▸ Page extract
◆ ◆ ◆ ◆ ◆ ◆ ◆
Marina Abramovic: "The Artist is Present" at the New York MoMA

What Do You Do when You Have to Squeeze Between Two Naked People to Get Through a Doorway?

May Monten

What do you do if you have to squeeze between a naked man and woman?

That's the question facing visitors to "The Artist is Present," the retrospective show of pioneering performance-artist Marina Abramovic at the New York MoMA (Museum of Modern Art), a show which has attracted a lot of attention, and stirred up controversy, for its live nude performers on the museum's sixth floor.

It's also generated controversy on the completely different question of whether it is really possible to have a retrospective - to recreate pieces from the past - of performance art, which by its very nature seems to be of the moment.

The show's title, "The Artist is Present," seems to anticipate that second question, raising the issue of what it means to recreate in the present an event that took place in the past. The title also has several other meanings:

The artist, Marina Abramovic, is literally present in the museum, sitting in the vast second floor atrium space all day, nearly every day that the museum is open, during the entire run of the show from March 14 to May 31, 2010. She sits in a chair, motionless, wearing a flowing dress (sometimes red, sometimes white, sometimes blue) across from a museum goer who has been brave enough to venture into the space and sit in the chair across from her (sometimes with a table between them, sometimes not) and engage in a silent communication with the artist, while crowds look on from the edges of the space and from vantage points overlooking the atrium on the floors above.

The word "present" in the title also refers to the Zen-like quality of being in the present moment, and also to having a "presence" - which Abramovic does, her charismatic presence being palpable to those who are watching.

The performers upstairs, recreating some of Abramovic's past performance pieces, many from the 1970's, don't have her exceptional charisma, but the show is fascinating, starting from the first room, where the competing noise of many videos being played simultaneous creates a disorienting, almost overwhelming atmosphere.

And then there is the infamous nude pair in the doorway, standing close enough together that you have to turn sideways in order to squeeze through. The piece, called "Imponderabilia," is a recreation of a piece from 1977, when Marina and her partner Ulay similarly stood in a doorway in the entrance to a gallery.
◆ ◆ ◆ ◆ ◆ ◆ ◆
▸ Records
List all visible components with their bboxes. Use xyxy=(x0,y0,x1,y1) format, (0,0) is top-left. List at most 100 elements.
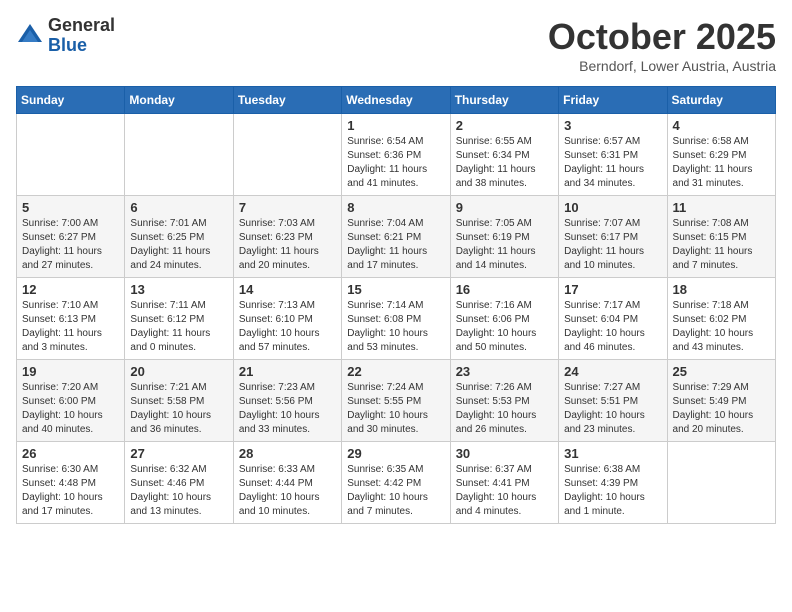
calendar-cell: 20Sunrise: 7:21 AM Sunset: 5:58 PM Dayli… xyxy=(125,360,233,442)
calendar-cell: 16Sunrise: 7:16 AM Sunset: 6:06 PM Dayli… xyxy=(450,278,558,360)
calendar-cell: 22 Sunrise: 7:24 AM Sunset: 5:55 PM Dayli… xyxy=(342,360,450,442)
day-number: 24 xyxy=(564,364,661,379)
calendar-cell: 7Sunrise: 7:03 AM Sunset: 6:23 PM Daylig… xyxy=(233,196,341,278)
calendar-cell xyxy=(125,114,233,196)
day-info: Sunrise: 6:33 AM Sunset: 4:44 PM Dayligh… xyxy=(239,463,336,519)
calendar-cell: 14 Sunrise: 7:13 AM Sunset: 6:10 PM Dayli… xyxy=(233,278,341,360)
calendar-cell: 31Sunrise: 6:38 AM Sunset: 4:39 PM Dayli… xyxy=(559,442,667,524)
day-number: 22 xyxy=(347,364,444,379)
day-info: Sunrise: 7:07 AM Sunset: 6:17 PM Dayligh… xyxy=(564,217,661,273)
week-row-5: 26Sunrise: 6:30 AM Sunset: 4:48 PM Dayli… xyxy=(17,442,776,524)
logo: General Blue xyxy=(16,16,115,56)
day-info: Sunrise: 7:10 AM Sunset: 6:13 PM Dayligh… xyxy=(22,299,119,355)
calendar-cell: 21 Sunrise: 7:23 AM Sunset: 5:56 PM Dayli… xyxy=(233,360,341,442)
week-row-3: 12 Sunrise: 7:10 AM Sunset: 6:13 PM Dayli… xyxy=(17,278,776,360)
day-info: Sunrise: 6:58 AM Sunset: 6:29 PM Dayligh… xyxy=(673,135,770,191)
weekday-header-wednesday: Wednesday xyxy=(342,87,450,114)
day-info: Sunrise: 7:11 AM Sunset: 6:12 PM Dayligh… xyxy=(130,299,227,355)
day-info: Sunrise: 7:08 AM Sunset: 6:15 PM Dayligh… xyxy=(673,217,770,273)
day-info: Sunrise: 6:37 AM Sunset: 4:41 PM Dayligh… xyxy=(456,463,553,519)
day-number: 30 xyxy=(456,446,553,461)
weekday-header-saturday: Saturday xyxy=(667,87,775,114)
logo-text: General Blue xyxy=(48,16,115,56)
calendar-cell: 26Sunrise: 6:30 AM Sunset: 4:48 PM Dayli… xyxy=(17,442,125,524)
calendar-cell xyxy=(667,442,775,524)
weekday-header-friday: Friday xyxy=(559,87,667,114)
day-info: Sunrise: 6:30 AM Sunset: 4:48 PM Dayligh… xyxy=(22,463,119,519)
week-row-1: 1Sunrise: 6:54 AM Sunset: 6:36 PM Daylig… xyxy=(17,114,776,196)
calendar-cell: 11 Sunrise: 7:08 AM Sunset: 6:15 PM Dayli… xyxy=(667,196,775,278)
day-info: Sunrise: 7:23 AM Sunset: 5:56 PM Dayligh… xyxy=(239,381,336,437)
day-info: Sunrise: 7:24 AM Sunset: 5:55 PM Dayligh… xyxy=(347,381,444,437)
day-number: 5 xyxy=(22,200,119,215)
location: Berndorf, Lower Austria, Austria xyxy=(548,58,776,74)
day-info: Sunrise: 6:35 AM Sunset: 4:42 PM Dayligh… xyxy=(347,463,444,519)
calendar-cell: 6Sunrise: 7:01 AM Sunset: 6:25 PM Daylig… xyxy=(125,196,233,278)
day-info: Sunrise: 7:13 AM Sunset: 6:10 PM Dayligh… xyxy=(239,299,336,355)
day-number: 13 xyxy=(130,282,227,297)
calendar-cell: 28 Sunrise: 6:33 AM Sunset: 4:44 PM Dayli… xyxy=(233,442,341,524)
day-number: 14 xyxy=(239,282,336,297)
day-info: Sunrise: 7:14 AM Sunset: 6:08 PM Dayligh… xyxy=(347,299,444,355)
weekday-header-thursday: Thursday xyxy=(450,87,558,114)
day-number: 28 xyxy=(239,446,336,461)
calendar-cell: 12 Sunrise: 7:10 AM Sunset: 6:13 PM Dayli… xyxy=(17,278,125,360)
day-info: Sunrise: 6:55 AM Sunset: 6:34 PM Dayligh… xyxy=(456,135,553,191)
day-number: 8 xyxy=(347,200,444,215)
day-number: 29 xyxy=(347,446,444,461)
weekday-header-sunday: Sunday xyxy=(17,87,125,114)
day-number: 12 xyxy=(22,282,119,297)
calendar-cell: 3 Sunrise: 6:57 AM Sunset: 6:31 PM Daylig… xyxy=(559,114,667,196)
calendar-cell: 15Sunrise: 7:14 AM Sunset: 6:08 PM Dayli… xyxy=(342,278,450,360)
calendar-cell xyxy=(17,114,125,196)
day-info: Sunrise: 7:20 AM Sunset: 6:00 PM Dayligh… xyxy=(22,381,119,437)
weekday-header-row: SundayMondayTuesdayWednesdayThursdayFrid… xyxy=(17,87,776,114)
day-number: 21 xyxy=(239,364,336,379)
calendar-cell: 19 Sunrise: 7:20 AM Sunset: 6:00 PM Dayli… xyxy=(17,360,125,442)
day-number: 3 xyxy=(564,118,661,133)
day-number: 9 xyxy=(456,200,553,215)
logo-blue: Blue xyxy=(48,36,115,56)
calendar-table: SundayMondayTuesdayWednesdayThursdayFrid… xyxy=(16,86,776,524)
day-number: 17 xyxy=(564,282,661,297)
week-row-2: 5Sunrise: 7:00 AM Sunset: 6:27 PM Daylig… xyxy=(17,196,776,278)
logo-general: General xyxy=(48,16,115,36)
day-info: Sunrise: 7:26 AM Sunset: 5:53 PM Dayligh… xyxy=(456,381,553,437)
weekday-header-monday: Monday xyxy=(125,87,233,114)
day-info: Sunrise: 7:18 AM Sunset: 6:02 PM Dayligh… xyxy=(673,299,770,355)
calendar-cell: 4 Sunrise: 6:58 AM Sunset: 6:29 PM Daylig… xyxy=(667,114,775,196)
calendar-cell: 5Sunrise: 7:00 AM Sunset: 6:27 PM Daylig… xyxy=(17,196,125,278)
day-info: Sunrise: 7:17 AM Sunset: 6:04 PM Dayligh… xyxy=(564,299,661,355)
day-info: Sunrise: 6:54 AM Sunset: 6:36 PM Dayligh… xyxy=(347,135,444,191)
day-number: 2 xyxy=(456,118,553,133)
day-number: 6 xyxy=(130,200,227,215)
day-number: 25 xyxy=(673,364,770,379)
day-info: Sunrise: 6:57 AM Sunset: 6:31 PM Dayligh… xyxy=(564,135,661,191)
calendar-cell: 29 Sunrise: 6:35 AM Sunset: 4:42 PM Dayli… xyxy=(342,442,450,524)
day-number: 19 xyxy=(22,364,119,379)
day-info: Sunrise: 7:27 AM Sunset: 5:51 PM Dayligh… xyxy=(564,381,661,437)
calendar-cell: 1Sunrise: 6:54 AM Sunset: 6:36 PM Daylig… xyxy=(342,114,450,196)
day-info: Sunrise: 7:03 AM Sunset: 6:23 PM Dayligh… xyxy=(239,217,336,273)
calendar-cell: 27 Sunrise: 6:32 AM Sunset: 4:46 PM Dayli… xyxy=(125,442,233,524)
calendar-cell: 25 Sunrise: 7:29 AM Sunset: 5:49 PM Dayli… xyxy=(667,360,775,442)
day-number: 23 xyxy=(456,364,553,379)
day-info: Sunrise: 6:38 AM Sunset: 4:39 PM Dayligh… xyxy=(564,463,661,519)
calendar-cell: 23 Sunrise: 7:26 AM Sunset: 5:53 PM Dayli… xyxy=(450,360,558,442)
day-number: 4 xyxy=(673,118,770,133)
day-number: 16 xyxy=(456,282,553,297)
weekday-header-tuesday: Tuesday xyxy=(233,87,341,114)
day-number: 11 xyxy=(673,200,770,215)
day-info: Sunrise: 6:32 AM Sunset: 4:46 PM Dayligh… xyxy=(130,463,227,519)
day-info: Sunrise: 7:05 AM Sunset: 6:19 PM Dayligh… xyxy=(456,217,553,273)
calendar-cell: 13 Sunrise: 7:11 AM Sunset: 6:12 PM Dayli… xyxy=(125,278,233,360)
calendar-cell: 8 Sunrise: 7:04 AM Sunset: 6:21 PM Daylig… xyxy=(342,196,450,278)
day-info: Sunrise: 7:21 AM Sunset: 5:58 PM Dayligh… xyxy=(130,381,227,437)
calendar-cell: 18Sunrise: 7:18 AM Sunset: 6:02 PM Dayli… xyxy=(667,278,775,360)
day-info: Sunrise: 7:29 AM Sunset: 5:49 PM Dayligh… xyxy=(673,381,770,437)
page-header: General Blue October 2025 Berndorf, Lowe… xyxy=(16,16,776,74)
calendar-cell xyxy=(233,114,341,196)
day-number: 27 xyxy=(130,446,227,461)
day-info: Sunrise: 7:04 AM Sunset: 6:21 PM Dayligh… xyxy=(347,217,444,273)
title-area: October 2025 Berndorf, Lower Austria, Au… xyxy=(548,16,776,74)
◆ ◆ ◆ ◆ ◆ ◆ ◆
▸ Your task
Reproduce the Marina Abramovic article word for word, from "What do you do if" up to and including "museum's sixth floor.".

▸ Solution below
What do you do if you have to squeeze between a naked man and woman?

That's the question facing visitors to "The Artist is Present," the retrospective show of pioneering performance-artist Marina Abramovic at the New York MoMA (Museum of Modern Art), a show which has attracted a lot of attention, and stirred up controversy, for its live nude performers on the museum's sixth floor.